• [Records from a data collection]
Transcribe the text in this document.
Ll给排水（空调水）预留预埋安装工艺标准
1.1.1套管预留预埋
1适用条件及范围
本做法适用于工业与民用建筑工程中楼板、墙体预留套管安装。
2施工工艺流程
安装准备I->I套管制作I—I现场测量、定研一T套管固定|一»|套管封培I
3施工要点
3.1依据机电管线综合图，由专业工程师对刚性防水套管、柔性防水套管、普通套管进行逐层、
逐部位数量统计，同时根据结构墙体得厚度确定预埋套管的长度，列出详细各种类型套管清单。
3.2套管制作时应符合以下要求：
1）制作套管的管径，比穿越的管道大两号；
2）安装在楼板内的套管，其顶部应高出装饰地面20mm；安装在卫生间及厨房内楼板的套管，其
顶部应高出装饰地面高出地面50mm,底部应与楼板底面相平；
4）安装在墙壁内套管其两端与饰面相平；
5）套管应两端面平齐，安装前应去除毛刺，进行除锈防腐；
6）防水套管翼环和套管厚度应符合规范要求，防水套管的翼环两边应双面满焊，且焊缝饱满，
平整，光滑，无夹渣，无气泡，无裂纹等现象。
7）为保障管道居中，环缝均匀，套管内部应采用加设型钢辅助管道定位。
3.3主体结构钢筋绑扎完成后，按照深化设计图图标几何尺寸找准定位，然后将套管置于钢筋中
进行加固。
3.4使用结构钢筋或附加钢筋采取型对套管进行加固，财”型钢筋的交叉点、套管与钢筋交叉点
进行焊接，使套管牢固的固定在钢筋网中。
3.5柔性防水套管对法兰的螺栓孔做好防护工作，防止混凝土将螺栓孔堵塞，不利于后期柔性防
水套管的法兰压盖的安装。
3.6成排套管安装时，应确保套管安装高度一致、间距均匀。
---
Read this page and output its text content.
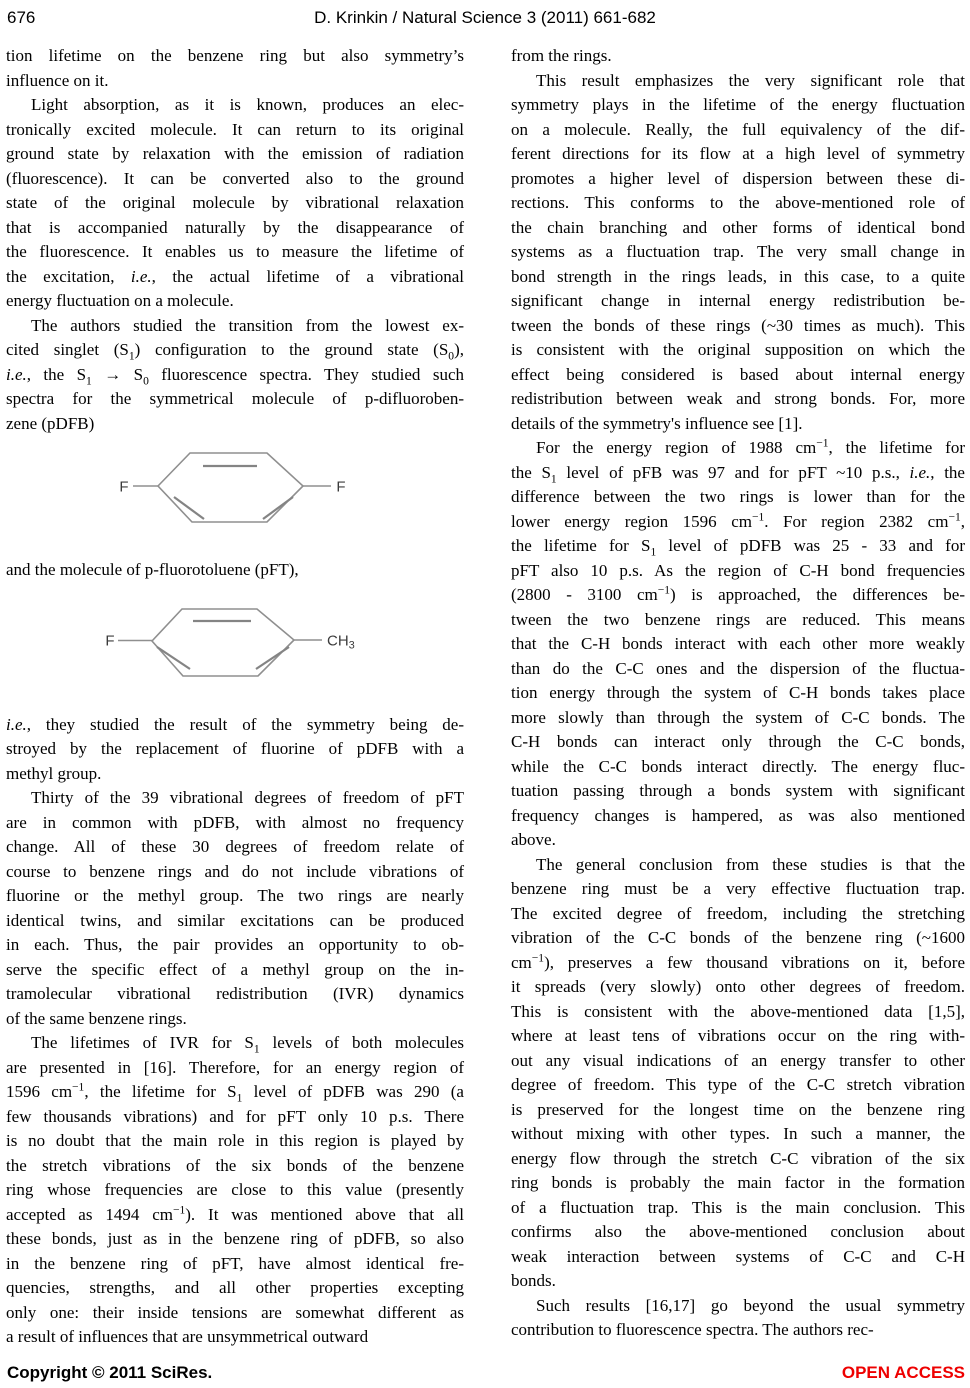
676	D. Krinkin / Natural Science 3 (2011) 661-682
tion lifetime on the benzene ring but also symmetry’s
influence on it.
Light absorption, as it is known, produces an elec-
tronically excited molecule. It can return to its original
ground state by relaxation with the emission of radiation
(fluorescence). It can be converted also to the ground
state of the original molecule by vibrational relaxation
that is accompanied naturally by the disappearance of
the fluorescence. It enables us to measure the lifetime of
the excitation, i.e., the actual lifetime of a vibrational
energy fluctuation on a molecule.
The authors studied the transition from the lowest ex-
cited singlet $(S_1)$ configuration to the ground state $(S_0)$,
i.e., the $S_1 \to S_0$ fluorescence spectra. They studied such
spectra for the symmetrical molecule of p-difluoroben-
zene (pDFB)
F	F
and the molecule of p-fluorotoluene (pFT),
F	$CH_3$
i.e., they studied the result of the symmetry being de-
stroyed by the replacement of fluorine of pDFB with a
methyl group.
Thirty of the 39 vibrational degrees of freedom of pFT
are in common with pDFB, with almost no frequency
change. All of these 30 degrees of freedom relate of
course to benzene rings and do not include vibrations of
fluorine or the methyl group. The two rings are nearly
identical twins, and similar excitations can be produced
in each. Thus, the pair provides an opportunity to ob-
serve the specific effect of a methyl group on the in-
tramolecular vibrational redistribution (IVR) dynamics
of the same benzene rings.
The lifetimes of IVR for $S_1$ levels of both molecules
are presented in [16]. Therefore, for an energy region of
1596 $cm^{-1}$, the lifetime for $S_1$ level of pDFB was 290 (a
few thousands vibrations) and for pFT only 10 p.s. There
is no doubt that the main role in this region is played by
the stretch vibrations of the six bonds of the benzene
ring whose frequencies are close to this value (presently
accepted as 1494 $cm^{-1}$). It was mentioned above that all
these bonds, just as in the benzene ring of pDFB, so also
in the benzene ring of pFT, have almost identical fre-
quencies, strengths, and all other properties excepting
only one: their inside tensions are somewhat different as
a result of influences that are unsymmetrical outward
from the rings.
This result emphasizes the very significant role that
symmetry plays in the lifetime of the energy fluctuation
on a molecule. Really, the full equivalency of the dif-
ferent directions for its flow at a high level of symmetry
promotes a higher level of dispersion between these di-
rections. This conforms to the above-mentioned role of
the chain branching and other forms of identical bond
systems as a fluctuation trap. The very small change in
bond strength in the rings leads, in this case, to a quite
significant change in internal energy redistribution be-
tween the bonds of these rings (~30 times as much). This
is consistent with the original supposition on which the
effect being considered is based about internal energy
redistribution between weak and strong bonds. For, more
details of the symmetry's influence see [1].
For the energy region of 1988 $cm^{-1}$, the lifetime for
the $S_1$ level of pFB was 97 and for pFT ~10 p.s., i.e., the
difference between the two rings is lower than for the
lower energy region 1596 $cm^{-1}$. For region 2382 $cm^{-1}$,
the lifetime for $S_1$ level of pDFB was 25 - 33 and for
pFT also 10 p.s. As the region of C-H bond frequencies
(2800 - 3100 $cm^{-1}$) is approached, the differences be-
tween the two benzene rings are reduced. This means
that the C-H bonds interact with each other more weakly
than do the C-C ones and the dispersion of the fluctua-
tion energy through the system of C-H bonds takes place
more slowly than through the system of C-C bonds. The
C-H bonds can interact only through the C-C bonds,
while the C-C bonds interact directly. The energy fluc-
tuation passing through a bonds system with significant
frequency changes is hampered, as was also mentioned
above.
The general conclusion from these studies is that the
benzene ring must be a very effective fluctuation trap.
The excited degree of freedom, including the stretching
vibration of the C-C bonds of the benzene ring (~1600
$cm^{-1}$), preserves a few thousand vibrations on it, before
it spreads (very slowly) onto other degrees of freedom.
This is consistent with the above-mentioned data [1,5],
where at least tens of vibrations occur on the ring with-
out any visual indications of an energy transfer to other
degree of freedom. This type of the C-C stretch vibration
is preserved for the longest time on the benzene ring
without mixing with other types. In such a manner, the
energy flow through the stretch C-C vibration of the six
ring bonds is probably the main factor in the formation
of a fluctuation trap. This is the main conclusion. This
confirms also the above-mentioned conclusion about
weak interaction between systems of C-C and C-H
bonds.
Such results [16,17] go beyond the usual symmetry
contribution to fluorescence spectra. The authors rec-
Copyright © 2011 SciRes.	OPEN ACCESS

• [Work to complete] Pull out the lines above in which the word "symmetry" appears.

• [Task solution]
tion lifetime on the benzene ring but also symmetry’s
i.e., they studied the result of the symmetry being de-
symmetry plays in the lifetime of the energy fluctuation
ferent directions for its flow at a high level of symmetry
details of the symmetry's influence see [1].
Such results [16,17] go beyond the usual symmetry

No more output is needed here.